Can you transcribe the data exactly? Leave the pictures out.

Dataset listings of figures
☆ ☆ ☆ ☆ ☆

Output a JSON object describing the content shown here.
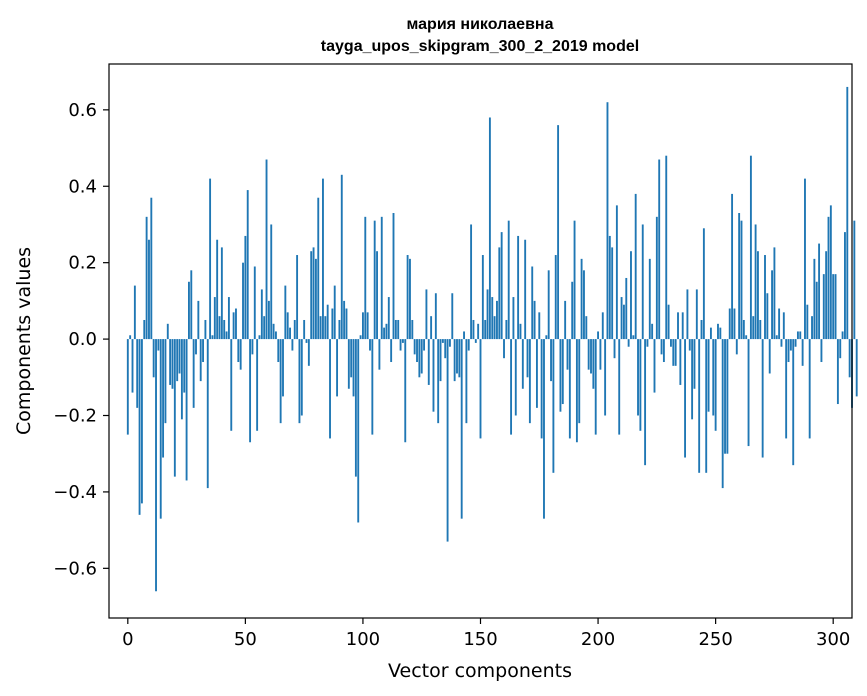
{
  "chart_data": {
    "type": "bar",
    "title": "мария николаевна",
    "subtitle": "tayga_upos_skipgram_300_2_2019 model",
    "xlabel": "Vector components",
    "ylabel": "Components values",
    "xlim": [
      -8,
      308
    ],
    "ylim": [
      -0.73,
      0.72
    ],
    "xticks": [
      0,
      50,
      100,
      150,
      200,
      250,
      300
    ],
    "xtick_labels": [
      "0",
      "50",
      "100",
      "150",
      "200",
      "250",
      "300"
    ],
    "yticks": [
      -0.6,
      -0.4,
      -0.2,
      0.0,
      0.2,
      0.4,
      0.6
    ],
    "ytick_labels": [
      "−0.6",
      "−0.4",
      "−0.2",
      "0.0",
      "0.2",
      "0.4",
      "0.6"
    ],
    "bar_color": "#1f77b4",
    "values": [
      -0.25,
      0.01,
      -0.14,
      0.14,
      -0.18,
      -0.46,
      -0.43,
      0.05,
      0.32,
      0.26,
      0.37,
      -0.1,
      -0.66,
      -0.03,
      -0.47,
      -0.31,
      -0.22,
      0.04,
      -0.12,
      -0.13,
      -0.36,
      -0.11,
      -0.09,
      -0.21,
      -0.14,
      -0.37,
      0.15,
      0.18,
      -0.18,
      -0.04,
      0.1,
      -0.11,
      -0.06,
      0.05,
      -0.39,
      0.42,
      0.01,
      0.11,
      0.26,
      0.06,
      0.24,
      0.05,
      0.02,
      0.11,
      -0.24,
      0.07,
      0.08,
      -0.06,
      -0.08,
      0.2,
      0.27,
      0.39,
      -0.27,
      -0.04,
      0.19,
      -0.24,
      0.01,
      0.13,
      0.06,
      0.47,
      0.1,
      0.3,
      0.04,
      0.02,
      -0.06,
      -0.22,
      -0.15,
      0.14,
      0.07,
      0.03,
      -0.03,
      0.05,
      0.22,
      -0.22,
      -0.2,
      0.05,
      -0.01,
      -0.07,
      0.23,
      0.24,
      0.21,
      0.37,
      0.06,
      0.42,
      0.06,
      0.09,
      -0.26,
      0.08,
      0.14,
      -0.15,
      0.05,
      0.43,
      0.1,
      0.08,
      -0.13,
      -0.1,
      -0.15,
      -0.36,
      -0.48,
      0.01,
      0.07,
      0.32,
      0.07,
      -0.03,
      -0.25,
      0.31,
      0.23,
      -0.08,
      0.32,
      0.03,
      0.04,
      0.11,
      -0.06,
      0.33,
      0.05,
      0.05,
      -0.03,
      -0.01,
      -0.27,
      0.22,
      0.21,
      0.05,
      -0.04,
      -0.06,
      -0.1,
      -0.09,
      -0.03,
      0.13,
      -0.12,
      0.06,
      -0.19,
      0.12,
      -0.22,
      -0.11,
      -0.01,
      -0.05,
      -0.53,
      -0.02,
      0.12,
      -0.11,
      -0.09,
      -0.1,
      -0.47,
      0.02,
      -0.22,
      -0.03,
      0.3,
      0.05,
      -0.01,
      0.04,
      -0.26,
      0.22,
      0.05,
      0.13,
      0.58,
      0.11,
      0.06,
      0.1,
      0.24,
      0.28,
      -0.05,
      0.05,
      0.31,
      -0.25,
      0.11,
      -0.2,
      0.27,
      0.04,
      -0.13,
      0.26,
      -0.1,
      -0.22,
      0.19,
      0.1,
      -0.18,
      0.07,
      -0.26,
      -0.47,
      0.01,
      0.18,
      -0.11,
      -0.35,
      0.22,
      0.56,
      -0.19,
      -0.17,
      0.1,
      -0.08,
      -0.26,
      0.15,
      0.31,
      -0.27,
      -0.22,
      0.21,
      0.18,
      0.06,
      -0.08,
      -0.09,
      -0.13,
      -0.25,
      0.02,
      -0.08,
      0.07,
      -0.2,
      0.62,
      0.27,
      0.24,
      -0.05,
      0.35,
      -0.25,
      0.11,
      0.09,
      0.16,
      -0.02,
      0.23,
      0.01,
      0.38,
      -0.2,
      -0.24,
      0.3,
      -0.33,
      -0.02,
      0.21,
      0.04,
      -0.14,
      0.32,
      0.47,
      -0.04,
      -0.06,
      0.48,
      0.09,
      -0.02,
      -0.07,
      -0.07,
      0.07,
      -0.12,
      0.07,
      -0.31,
      0.13,
      -0.03,
      -0.21,
      -0.13,
      0.13,
      -0.35,
      0.05,
      0.29,
      -0.35,
      -0.19,
      0.03,
      -0.2,
      -0.24,
      0.04,
      0.03,
      -0.39,
      -0.3,
      -0.3,
      0.08,
      0.38,
      0.08,
      -0.04,
      0.33,
      0.31,
      0.05,
      0.01,
      -0.28,
      0.48,
      0.06,
      0.3,
      0.23,
      0.05,
      -0.31,
      0.22,
      0.12,
      -0.09,
      0.18,
      0.24,
      0.01,
      0.08,
      -0.02,
      0.07,
      -0.26,
      -0.06,
      -0.03,
      -0.33,
      -0.02,
      0.02,
      0.02,
      -0.07,
      0.42,
      0.09,
      -0.26,
      0.06,
      0.21,
      0.15,
      0.25,
      -0.06,
      0.17,
      0.23,
      0.32,
      0.35,
      0.17,
      0.17,
      -0.17,
      -0.05,
      0.02,
      0.28,
      0.66,
      -0.1,
      -0.18,
      0.31,
      -0.15
    ]
  }
}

☆ ☆ ☆ ☆ ☆

Result for this exercise:
Output a JSON object describing the content shown here.
{
  "chart_data": {
    "type": "bar",
    "title": "мария николаевна",
    "subtitle": "tayga_upos_skipgram_300_2_2019 model",
    "xlabel": "Vector components",
    "ylabel": "Components values",
    "xlim": [
      -8,
      308
    ],
    "ylim": [
      -0.73,
      0.72
    ],
    "xticks": [
      0,
      50,
      100,
      150,
      200,
      250,
      300
    ],
    "xtick_labels": [
      "0",
      "50",
      "100",
      "150",
      "200",
      "250",
      "300"
    ],
    "yticks": [
      -0.6,
      -0.4,
      -0.2,
      0.0,
      0.2,
      0.4,
      0.6
    ],
    "ytick_labels": [
      "−0.6",
      "−0.4",
      "−0.2",
      "0.0",
      "0.2",
      "0.4",
      "0.6"
    ],
    "bar_color": "#1f77b4",
    "values": [
      -0.25,
      0.01,
      -0.14,
      0.14,
      -0.18,
      -0.46,
      -0.43,
      0.05,
      0.32,
      0.26,
      0.37,
      -0.1,
      -0.66,
      -0.03,
      -0.47,
      -0.31,
      -0.22,
      0.04,
      -0.12,
      -0.13,
      -0.36,
      -0.11,
      -0.09,
      -0.21,
      -0.14,
      -0.37,
      0.15,
      0.18,
      -0.18,
      -0.04,
      0.1,
      -0.11,
      -0.06,
      0.05,
      -0.39,
      0.42,
      0.01,
      0.11,
      0.26,
      0.06,
      0.24,
      0.05,
      0.02,
      0.11,
      -0.24,
      0.07,
      0.08,
      -0.06,
      -0.08,
      0.2,
      0.27,
      0.39,
      -0.27,
      -0.04,
      0.19,
      -0.24,
      0.01,
      0.13,
      0.06,
      0.47,
      0.1,
      0.3,
      0.04,
      0.02,
      -0.06,
      -0.22,
      -0.15,
      0.14,
      0.07,
      0.03,
      -0.03,
      0.05,
      0.22,
      -0.22,
      -0.2,
      0.05,
      -0.01,
      -0.07,
      0.23,
      0.24,
      0.21,
      0.37,
      0.06,
      0.42,
      0.06,
      0.09,
      -0.26,
      0.08,
      0.14,
      -0.15,
      0.05,
      0.43,
      0.1,
      0.08,
      -0.13,
      -0.1,
      -0.15,
      -0.36,
      -0.48,
      0.01,
      0.07,
      0.32,
      0.07,
      -0.03,
      -0.25,
      0.31,
      0.23,
      -0.08,
      0.32,
      0.03,
      0.04,
      0.11,
      -0.06,
      0.33,
      0.05,
      0.05,
      -0.03,
      -0.01,
      -0.27,
      0.22,
      0.21,
      0.05,
      -0.04,
      -0.06,
      -0.1,
      -0.09,
      -0.03,
      0.13,
      -0.12,
      0.06,
      -0.19,
      0.12,
      -0.22,
      -0.11,
      -0.01,
      -0.05,
      -0.53,
      -0.02,
      0.12,
      -0.11,
      -0.09,
      -0.1,
      -0.47,
      0.02,
      -0.22,
      -0.03,
      0.3,
      0.05,
      -0.01,
      0.04,
      -0.26,
      0.22,
      0.05,
      0.13,
      0.58,
      0.11,
      0.06,
      0.1,
      0.24,
      0.28,
      -0.05,
      0.05,
      0.31,
      -0.25,
      0.11,
      -0.2,
      0.27,
      0.04,
      -0.13,
      0.26,
      -0.1,
      -0.22,
      0.19,
      0.1,
      -0.18,
      0.07,
      -0.26,
      -0.47,
      0.01,
      0.18,
      -0.11,
      -0.35,
      0.22,
      0.56,
      -0.19,
      -0.17,
      0.1,
      -0.08,
      -0.26,
      0.15,
      0.31,
      -0.27,
      -0.22,
      0.21,
      0.18,
      0.06,
      -0.08,
      -0.09,
      -0.13,
      -0.25,
      0.02,
      -0.08,
      0.07,
      -0.2,
      0.62,
      0.27,
      0.24,
      -0.05,
      0.35,
      -0.25,
      0.11,
      0.09,
      0.16,
      -0.02,
      0.23,
      0.01,
      0.38,
      -0.2,
      -0.24,
      0.3,
      -0.33,
      -0.02,
      0.21,
      0.04,
      -0.14,
      0.32,
      0.47,
      -0.04,
      -0.06,
      0.48,
      0.09,
      -0.02,
      -0.07,
      -0.07,
      0.07,
      -0.12,
      0.07,
      -0.31,
      0.13,
      -0.03,
      -0.21,
      -0.13,
      0.13,
      -0.35,
      0.05,
      0.29,
      -0.35,
      -0.19,
      0.03,
      -0.2,
      -0.24,
      0.04,
      0.03,
      -0.39,
      -0.3,
      -0.3,
      0.08,
      0.38,
      0.08,
      -0.04,
      0.33,
      0.31,
      0.05,
      0.01,
      -0.28,
      0.48,
      0.06,
      0.3,
      0.23,
      0.05,
      -0.31,
      0.22,
      0.12,
      -0.09,
      0.18,
      0.24,
      0.01,
      0.08,
      -0.02,
      0.07,
      -0.26,
      -0.06,
      -0.03,
      -0.33,
      -0.02,
      0.02,
      0.02,
      -0.07,
      0.42,
      0.09,
      -0.26,
      0.06,
      0.21,
      0.15,
      0.25,
      -0.06,
      0.17,
      0.23,
      0.32,
      0.35,
      0.17,
      0.17,
      -0.17,
      -0.05,
      0.02,
      0.28,
      0.66,
      -0.1,
      -0.18,
      0.31,
      -0.15
    ]
  }
}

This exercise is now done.